§ **Description of the task**
List each line in which the string "Station" appears.

§ **Excerpted records**
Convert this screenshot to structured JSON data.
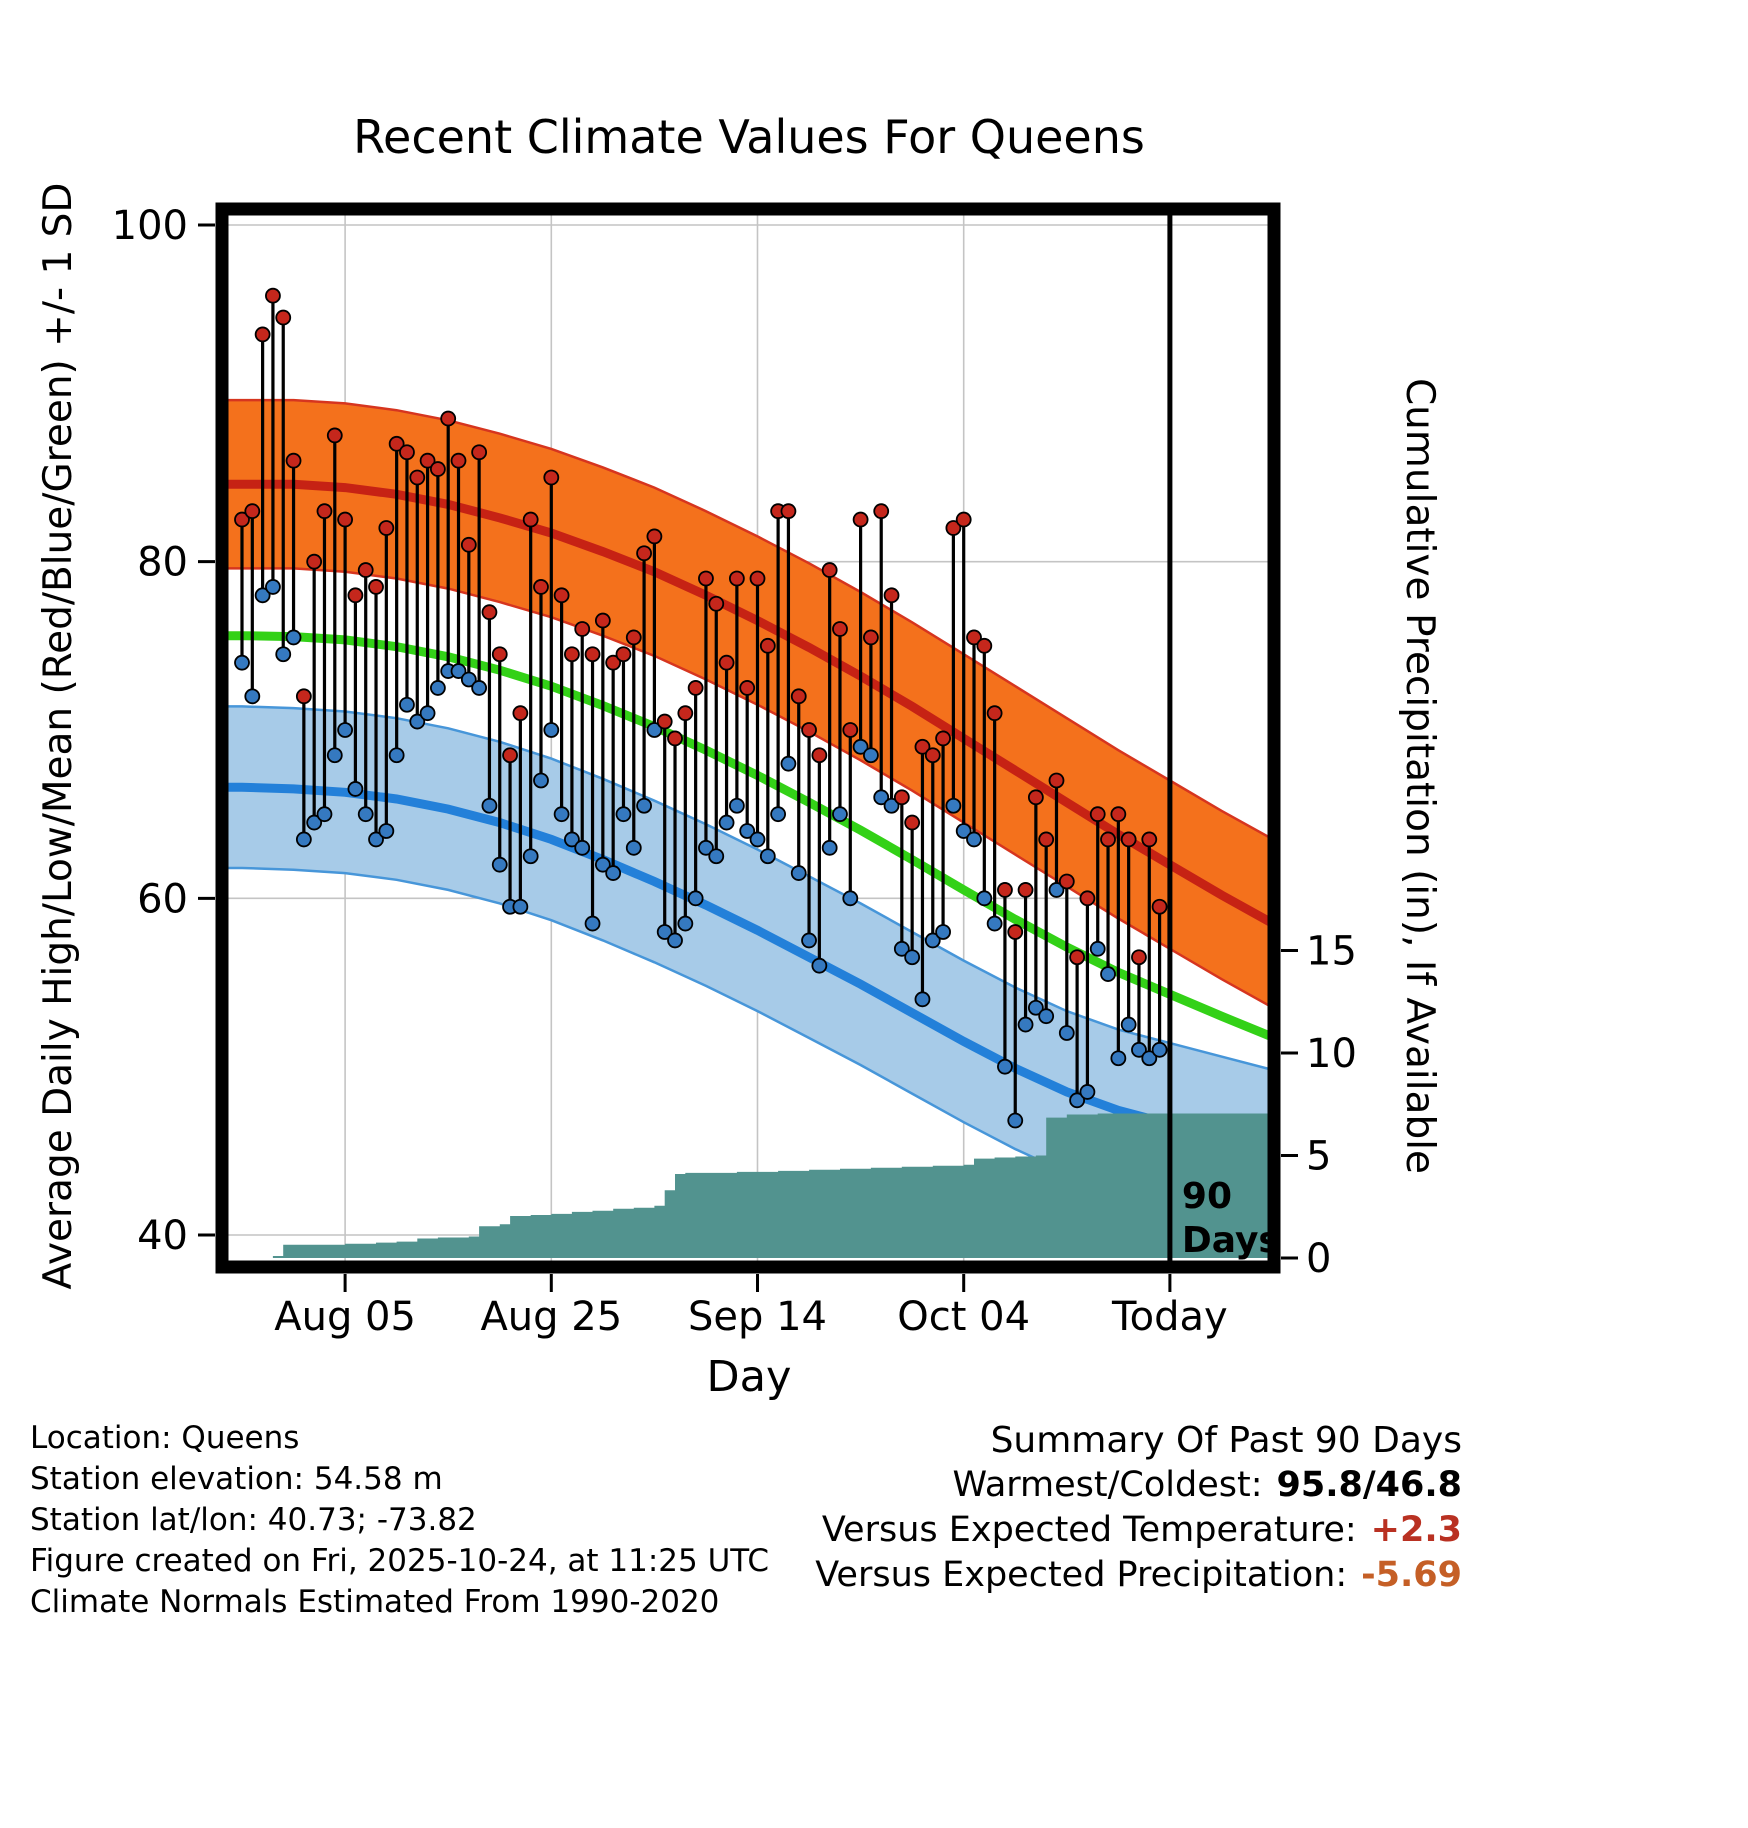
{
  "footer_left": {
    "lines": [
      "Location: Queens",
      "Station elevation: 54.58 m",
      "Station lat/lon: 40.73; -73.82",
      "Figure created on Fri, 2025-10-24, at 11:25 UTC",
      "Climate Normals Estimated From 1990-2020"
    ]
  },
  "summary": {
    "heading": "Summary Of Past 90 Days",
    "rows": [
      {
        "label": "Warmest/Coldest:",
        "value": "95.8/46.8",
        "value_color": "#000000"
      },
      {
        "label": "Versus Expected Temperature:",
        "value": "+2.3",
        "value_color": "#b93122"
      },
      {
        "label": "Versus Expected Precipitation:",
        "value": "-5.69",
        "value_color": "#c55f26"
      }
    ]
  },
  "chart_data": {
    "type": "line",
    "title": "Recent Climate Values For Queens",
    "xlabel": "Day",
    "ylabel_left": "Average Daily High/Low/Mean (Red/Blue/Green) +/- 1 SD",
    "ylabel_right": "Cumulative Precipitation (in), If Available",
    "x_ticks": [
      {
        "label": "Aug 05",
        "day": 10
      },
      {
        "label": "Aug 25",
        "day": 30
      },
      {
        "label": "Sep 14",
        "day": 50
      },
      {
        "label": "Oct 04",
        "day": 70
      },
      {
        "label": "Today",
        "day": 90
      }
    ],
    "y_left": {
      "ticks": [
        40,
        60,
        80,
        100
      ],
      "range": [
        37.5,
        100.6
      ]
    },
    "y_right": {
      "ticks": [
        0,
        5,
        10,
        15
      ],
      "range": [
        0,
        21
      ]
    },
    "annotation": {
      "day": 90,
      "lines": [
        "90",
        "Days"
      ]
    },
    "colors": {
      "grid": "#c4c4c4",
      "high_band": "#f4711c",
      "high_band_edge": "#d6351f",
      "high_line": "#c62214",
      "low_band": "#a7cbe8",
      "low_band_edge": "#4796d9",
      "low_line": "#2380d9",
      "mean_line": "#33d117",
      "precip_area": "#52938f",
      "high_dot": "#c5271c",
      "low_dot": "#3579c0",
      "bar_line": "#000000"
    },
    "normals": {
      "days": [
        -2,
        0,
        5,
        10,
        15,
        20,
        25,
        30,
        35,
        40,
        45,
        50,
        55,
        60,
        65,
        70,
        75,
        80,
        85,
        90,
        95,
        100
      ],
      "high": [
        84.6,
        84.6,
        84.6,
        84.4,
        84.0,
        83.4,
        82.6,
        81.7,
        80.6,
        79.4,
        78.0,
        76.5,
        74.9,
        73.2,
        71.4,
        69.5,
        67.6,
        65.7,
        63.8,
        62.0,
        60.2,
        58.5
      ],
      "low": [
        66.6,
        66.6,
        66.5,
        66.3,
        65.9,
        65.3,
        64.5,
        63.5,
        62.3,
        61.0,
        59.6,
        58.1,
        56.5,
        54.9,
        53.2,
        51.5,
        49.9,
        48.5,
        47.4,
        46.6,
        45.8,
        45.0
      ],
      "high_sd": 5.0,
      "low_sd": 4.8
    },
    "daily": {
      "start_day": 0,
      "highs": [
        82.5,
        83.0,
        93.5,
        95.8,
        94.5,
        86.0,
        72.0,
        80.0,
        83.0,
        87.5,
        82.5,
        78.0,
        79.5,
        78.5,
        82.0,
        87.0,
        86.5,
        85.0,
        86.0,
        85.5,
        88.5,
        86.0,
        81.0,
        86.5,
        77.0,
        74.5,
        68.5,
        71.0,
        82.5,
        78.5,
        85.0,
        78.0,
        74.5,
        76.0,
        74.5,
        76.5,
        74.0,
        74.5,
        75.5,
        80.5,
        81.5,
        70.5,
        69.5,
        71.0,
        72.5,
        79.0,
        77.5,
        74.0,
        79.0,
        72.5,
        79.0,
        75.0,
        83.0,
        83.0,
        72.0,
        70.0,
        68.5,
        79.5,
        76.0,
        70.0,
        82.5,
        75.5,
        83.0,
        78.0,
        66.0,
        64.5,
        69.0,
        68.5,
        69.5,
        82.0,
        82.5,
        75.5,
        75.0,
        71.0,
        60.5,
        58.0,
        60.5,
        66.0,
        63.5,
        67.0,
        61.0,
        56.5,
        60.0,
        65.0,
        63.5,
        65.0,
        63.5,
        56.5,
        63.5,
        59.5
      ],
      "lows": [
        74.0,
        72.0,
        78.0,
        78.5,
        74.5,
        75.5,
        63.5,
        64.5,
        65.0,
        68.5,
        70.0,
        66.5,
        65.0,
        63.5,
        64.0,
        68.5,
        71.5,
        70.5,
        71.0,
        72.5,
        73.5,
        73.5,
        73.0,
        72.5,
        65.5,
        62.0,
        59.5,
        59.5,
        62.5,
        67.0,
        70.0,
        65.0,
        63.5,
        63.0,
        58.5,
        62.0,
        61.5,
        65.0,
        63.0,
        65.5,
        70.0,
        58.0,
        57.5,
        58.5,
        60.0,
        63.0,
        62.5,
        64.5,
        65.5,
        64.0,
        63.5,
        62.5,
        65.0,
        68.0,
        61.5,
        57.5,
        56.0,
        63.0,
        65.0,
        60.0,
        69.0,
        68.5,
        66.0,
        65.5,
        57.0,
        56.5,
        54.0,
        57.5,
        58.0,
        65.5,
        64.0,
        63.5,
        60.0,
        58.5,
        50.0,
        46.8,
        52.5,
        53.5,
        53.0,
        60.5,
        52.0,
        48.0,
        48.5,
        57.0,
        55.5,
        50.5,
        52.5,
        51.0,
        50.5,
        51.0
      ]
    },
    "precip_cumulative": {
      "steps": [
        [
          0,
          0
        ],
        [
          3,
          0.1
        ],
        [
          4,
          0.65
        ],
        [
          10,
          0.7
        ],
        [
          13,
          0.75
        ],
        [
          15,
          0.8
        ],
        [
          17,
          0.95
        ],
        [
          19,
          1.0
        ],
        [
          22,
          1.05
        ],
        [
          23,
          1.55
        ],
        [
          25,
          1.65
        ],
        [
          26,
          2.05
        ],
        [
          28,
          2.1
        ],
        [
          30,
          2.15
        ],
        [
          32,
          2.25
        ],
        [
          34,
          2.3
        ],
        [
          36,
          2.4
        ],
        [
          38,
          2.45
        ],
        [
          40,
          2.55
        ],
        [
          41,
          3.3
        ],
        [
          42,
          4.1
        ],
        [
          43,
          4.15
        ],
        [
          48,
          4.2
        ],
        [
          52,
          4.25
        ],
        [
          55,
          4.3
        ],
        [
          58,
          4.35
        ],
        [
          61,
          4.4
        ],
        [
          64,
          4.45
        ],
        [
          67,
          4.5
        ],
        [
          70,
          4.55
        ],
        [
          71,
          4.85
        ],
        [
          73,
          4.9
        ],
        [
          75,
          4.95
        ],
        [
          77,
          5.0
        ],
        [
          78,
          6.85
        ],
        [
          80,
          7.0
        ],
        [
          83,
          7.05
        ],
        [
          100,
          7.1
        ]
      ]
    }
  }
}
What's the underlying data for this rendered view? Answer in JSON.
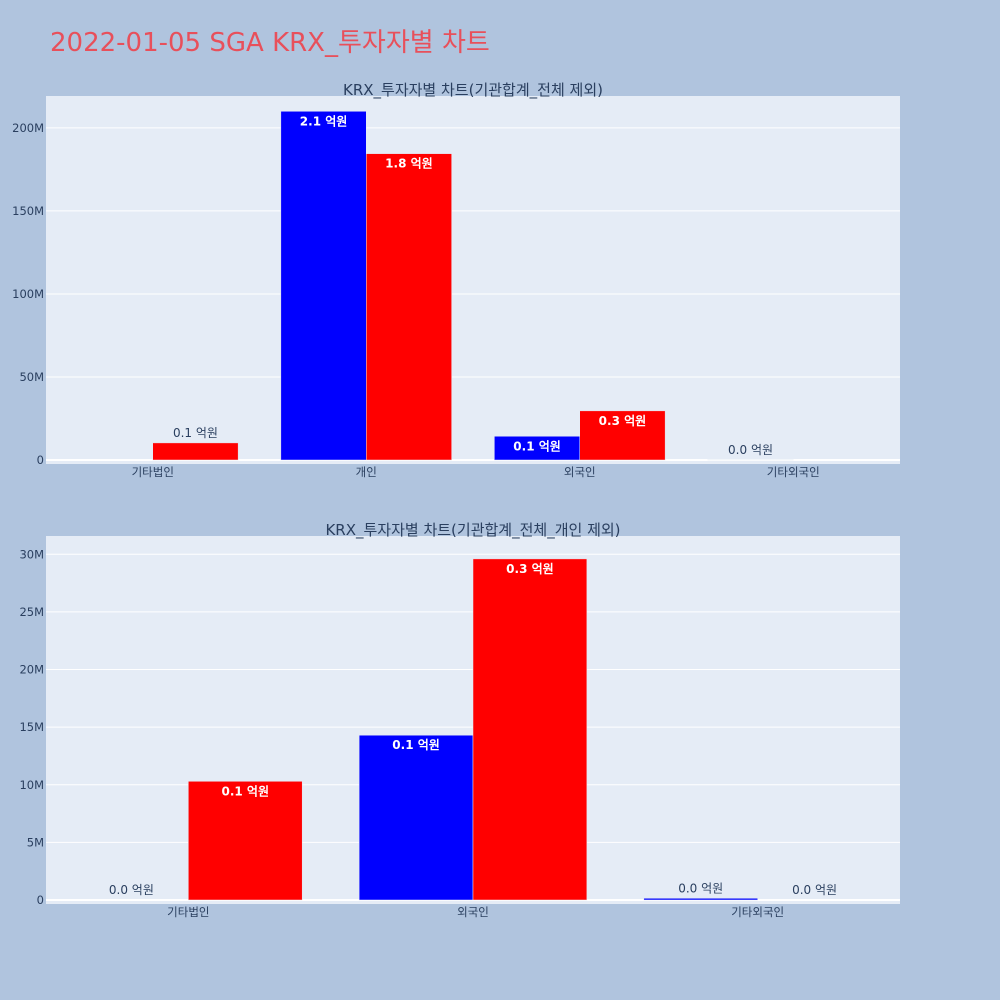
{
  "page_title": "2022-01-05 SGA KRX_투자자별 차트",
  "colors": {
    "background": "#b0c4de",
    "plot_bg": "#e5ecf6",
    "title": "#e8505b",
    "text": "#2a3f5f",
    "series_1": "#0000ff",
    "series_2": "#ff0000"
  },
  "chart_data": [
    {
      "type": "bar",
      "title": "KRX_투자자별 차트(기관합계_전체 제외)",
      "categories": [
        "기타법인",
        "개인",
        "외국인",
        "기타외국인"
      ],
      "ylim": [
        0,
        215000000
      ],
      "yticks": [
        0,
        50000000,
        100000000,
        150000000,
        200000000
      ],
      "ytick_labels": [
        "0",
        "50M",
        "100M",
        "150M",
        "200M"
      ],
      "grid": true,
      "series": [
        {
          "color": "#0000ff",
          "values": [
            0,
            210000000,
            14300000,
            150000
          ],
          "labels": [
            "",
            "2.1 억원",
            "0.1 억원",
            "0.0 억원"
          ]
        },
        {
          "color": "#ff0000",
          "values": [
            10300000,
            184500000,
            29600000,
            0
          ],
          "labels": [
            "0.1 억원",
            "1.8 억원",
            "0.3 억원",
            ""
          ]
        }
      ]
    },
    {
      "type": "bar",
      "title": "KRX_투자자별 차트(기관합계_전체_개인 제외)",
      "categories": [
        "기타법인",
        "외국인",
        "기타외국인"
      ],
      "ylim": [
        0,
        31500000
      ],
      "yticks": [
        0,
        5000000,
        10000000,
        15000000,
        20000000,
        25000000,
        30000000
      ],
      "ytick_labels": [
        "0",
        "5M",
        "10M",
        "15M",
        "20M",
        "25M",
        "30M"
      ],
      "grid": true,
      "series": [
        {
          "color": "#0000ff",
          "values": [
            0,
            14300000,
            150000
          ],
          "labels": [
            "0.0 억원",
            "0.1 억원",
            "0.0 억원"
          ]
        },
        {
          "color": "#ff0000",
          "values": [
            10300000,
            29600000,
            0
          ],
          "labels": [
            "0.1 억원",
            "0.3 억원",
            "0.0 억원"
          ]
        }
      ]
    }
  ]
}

§ **Answer to this problem**
      "Station elevation: 54.58 m",
      "Station lat/lon: 40.73; -73.82",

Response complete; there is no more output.